→ WORK REQUIRED: Identify each line containing the word "data" and copy it.

────────

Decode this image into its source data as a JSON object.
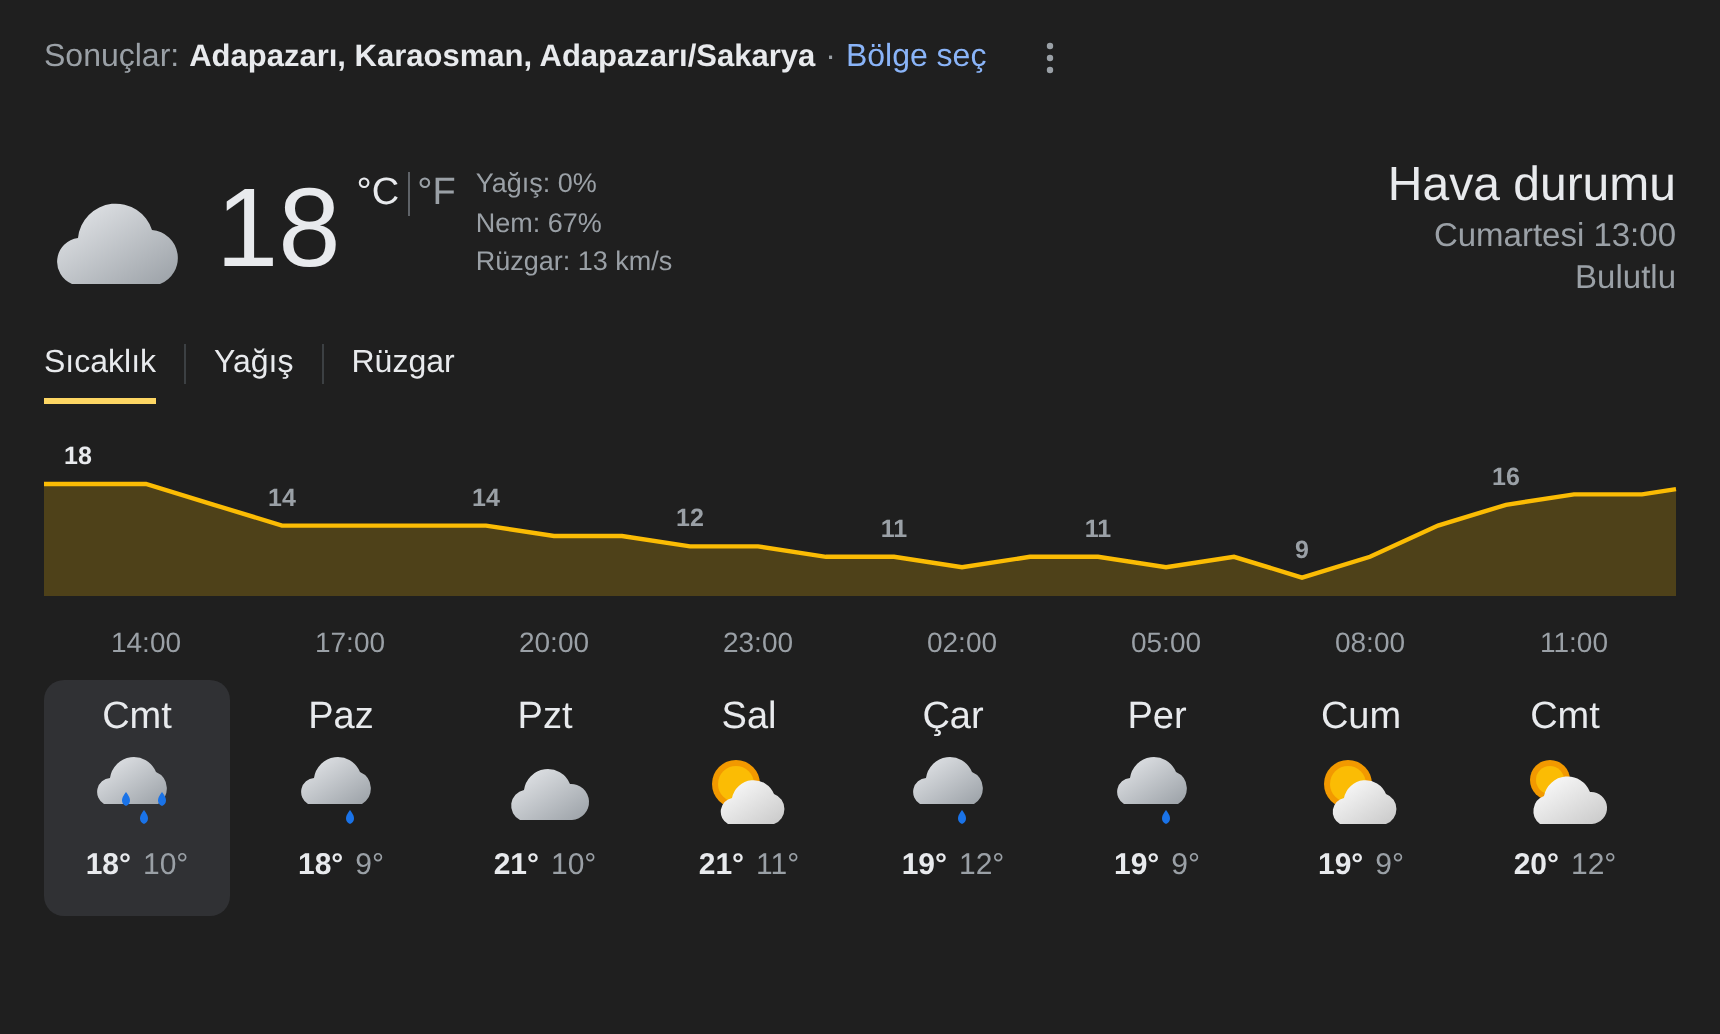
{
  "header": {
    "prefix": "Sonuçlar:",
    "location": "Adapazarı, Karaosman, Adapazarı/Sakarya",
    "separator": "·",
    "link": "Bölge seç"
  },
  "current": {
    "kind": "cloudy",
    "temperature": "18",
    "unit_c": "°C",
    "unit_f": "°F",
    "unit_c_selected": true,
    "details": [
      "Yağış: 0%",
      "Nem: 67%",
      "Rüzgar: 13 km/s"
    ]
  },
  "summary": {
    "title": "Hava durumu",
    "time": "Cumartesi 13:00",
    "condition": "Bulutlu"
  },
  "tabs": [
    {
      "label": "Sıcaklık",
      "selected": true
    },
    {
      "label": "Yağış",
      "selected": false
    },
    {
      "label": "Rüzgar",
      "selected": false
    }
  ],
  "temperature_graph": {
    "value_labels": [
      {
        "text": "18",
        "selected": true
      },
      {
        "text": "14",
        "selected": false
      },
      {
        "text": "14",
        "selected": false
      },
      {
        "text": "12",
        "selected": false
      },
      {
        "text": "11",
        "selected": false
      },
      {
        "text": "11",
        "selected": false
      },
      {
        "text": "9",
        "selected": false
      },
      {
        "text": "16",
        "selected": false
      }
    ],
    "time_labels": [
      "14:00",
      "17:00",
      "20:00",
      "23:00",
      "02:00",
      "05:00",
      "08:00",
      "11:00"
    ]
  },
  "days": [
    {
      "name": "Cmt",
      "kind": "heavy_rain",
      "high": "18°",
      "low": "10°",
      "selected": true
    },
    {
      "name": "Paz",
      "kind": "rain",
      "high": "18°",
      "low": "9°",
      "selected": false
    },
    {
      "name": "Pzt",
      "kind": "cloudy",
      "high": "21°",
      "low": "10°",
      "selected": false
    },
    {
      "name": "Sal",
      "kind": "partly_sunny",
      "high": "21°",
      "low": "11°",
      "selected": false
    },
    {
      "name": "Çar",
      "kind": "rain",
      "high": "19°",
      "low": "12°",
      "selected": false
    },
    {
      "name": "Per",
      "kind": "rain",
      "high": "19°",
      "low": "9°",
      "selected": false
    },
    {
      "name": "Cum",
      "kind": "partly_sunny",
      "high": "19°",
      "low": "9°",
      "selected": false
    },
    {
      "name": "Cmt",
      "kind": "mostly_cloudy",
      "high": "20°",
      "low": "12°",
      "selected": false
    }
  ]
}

────────

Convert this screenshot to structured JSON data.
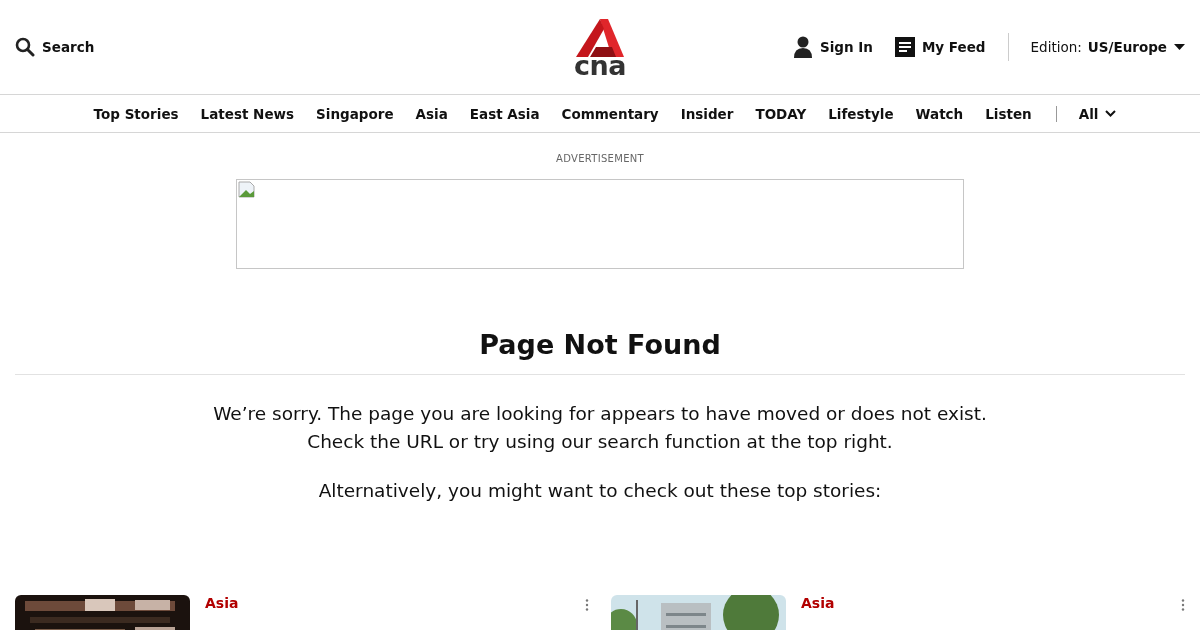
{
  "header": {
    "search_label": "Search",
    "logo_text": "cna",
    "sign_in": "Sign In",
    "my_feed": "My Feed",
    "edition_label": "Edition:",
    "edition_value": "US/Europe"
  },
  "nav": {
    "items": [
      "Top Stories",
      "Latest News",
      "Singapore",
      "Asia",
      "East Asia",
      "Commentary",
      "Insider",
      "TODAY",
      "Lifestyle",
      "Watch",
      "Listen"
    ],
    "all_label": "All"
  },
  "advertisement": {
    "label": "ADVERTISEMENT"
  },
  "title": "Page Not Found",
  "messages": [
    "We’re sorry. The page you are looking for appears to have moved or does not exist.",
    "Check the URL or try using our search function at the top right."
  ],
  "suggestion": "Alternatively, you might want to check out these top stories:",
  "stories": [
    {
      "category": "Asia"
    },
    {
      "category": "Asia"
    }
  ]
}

────────

→ FULL SOLUTION:
Decode this image into its source data as a JSON object.
Convert this screenshot to structured JSON data.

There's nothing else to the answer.